Instruction: Go through the entries below and retype them exactly, omitting each picture.

[Items from a figure collection]
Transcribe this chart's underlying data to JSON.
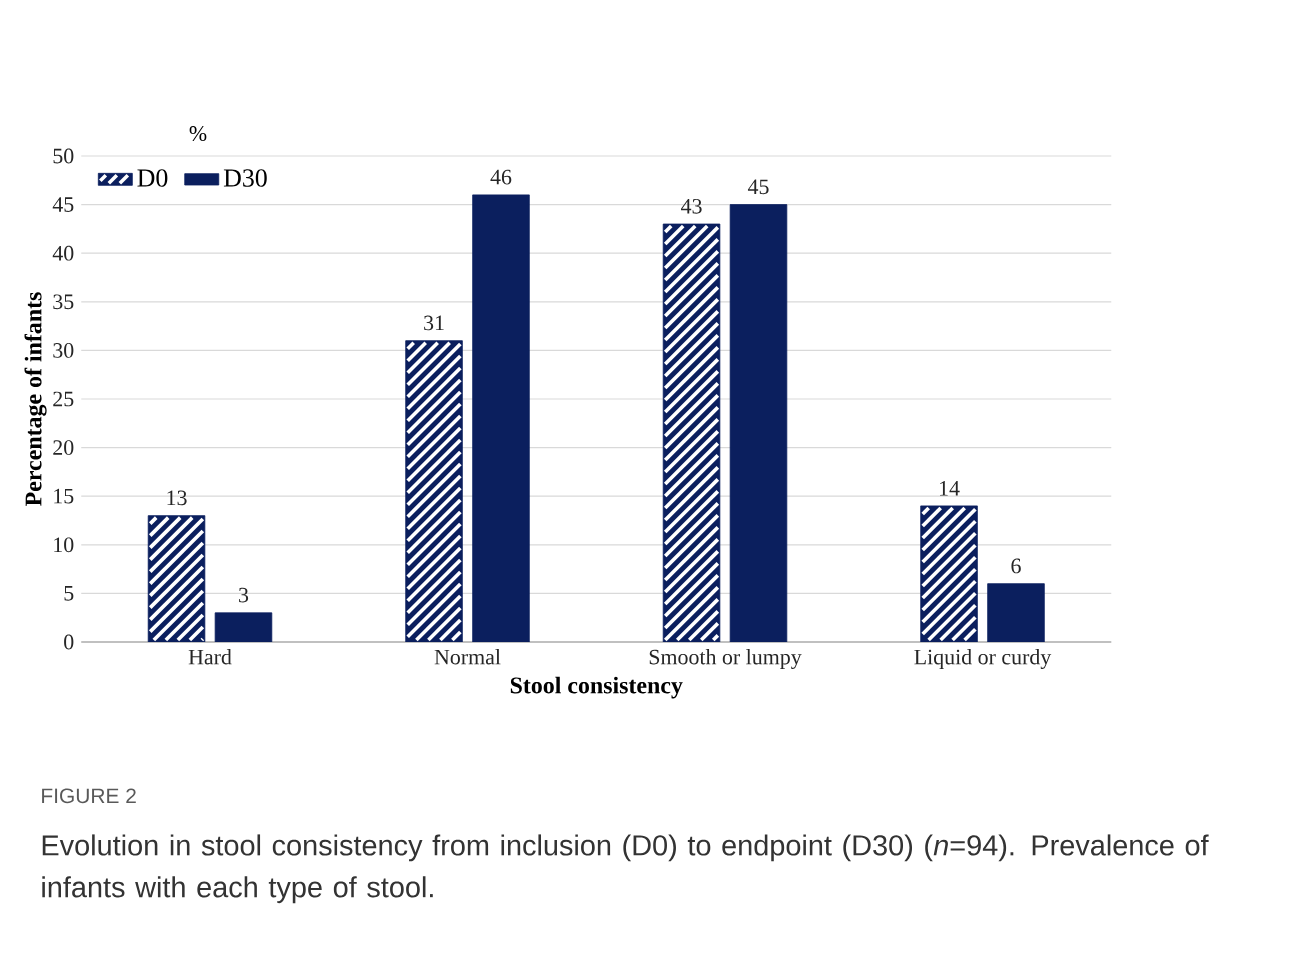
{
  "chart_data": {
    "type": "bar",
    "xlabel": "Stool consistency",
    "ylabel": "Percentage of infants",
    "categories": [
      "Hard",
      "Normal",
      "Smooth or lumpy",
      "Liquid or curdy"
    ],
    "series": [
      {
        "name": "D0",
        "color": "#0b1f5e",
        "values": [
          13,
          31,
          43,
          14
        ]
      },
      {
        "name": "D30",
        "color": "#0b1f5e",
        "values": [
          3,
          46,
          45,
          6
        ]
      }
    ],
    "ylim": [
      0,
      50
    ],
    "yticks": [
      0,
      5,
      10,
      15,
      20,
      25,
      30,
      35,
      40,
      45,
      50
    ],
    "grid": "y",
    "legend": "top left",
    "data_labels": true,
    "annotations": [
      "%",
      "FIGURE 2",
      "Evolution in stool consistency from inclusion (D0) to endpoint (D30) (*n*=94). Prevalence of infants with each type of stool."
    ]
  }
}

Finished task:
Transcribe this chart's underlying data to JSON.
{
  "chart_data": {
    "type": "bar",
    "xlabel": "Stool consistency",
    "ylabel": "Percentage of infants",
    "categories": [
      "Hard",
      "Normal",
      "Smooth or lumpy",
      "Liquid or curdy"
    ],
    "series": [
      {
        "name": "D0",
        "color": "#0b1f5e",
        "values": [
          13,
          31,
          43,
          14
        ]
      },
      {
        "name": "D30",
        "color": "#0b1f5e",
        "values": [
          3,
          46,
          45,
          6
        ]
      }
    ],
    "ylim": [
      0,
      50
    ],
    "yticks": [
      0,
      5,
      10,
      15,
      20,
      25,
      30,
      35,
      40,
      45,
      50
    ],
    "grid": "y",
    "legend": "top left",
    "data_labels": true,
    "annotations": [
      "%",
      "FIGURE 2",
      "Evolution in stool consistency from inclusion (D0) to endpoint (D30) (*n*=94). Prevalence of infants with each type of stool."
    ]
  }
}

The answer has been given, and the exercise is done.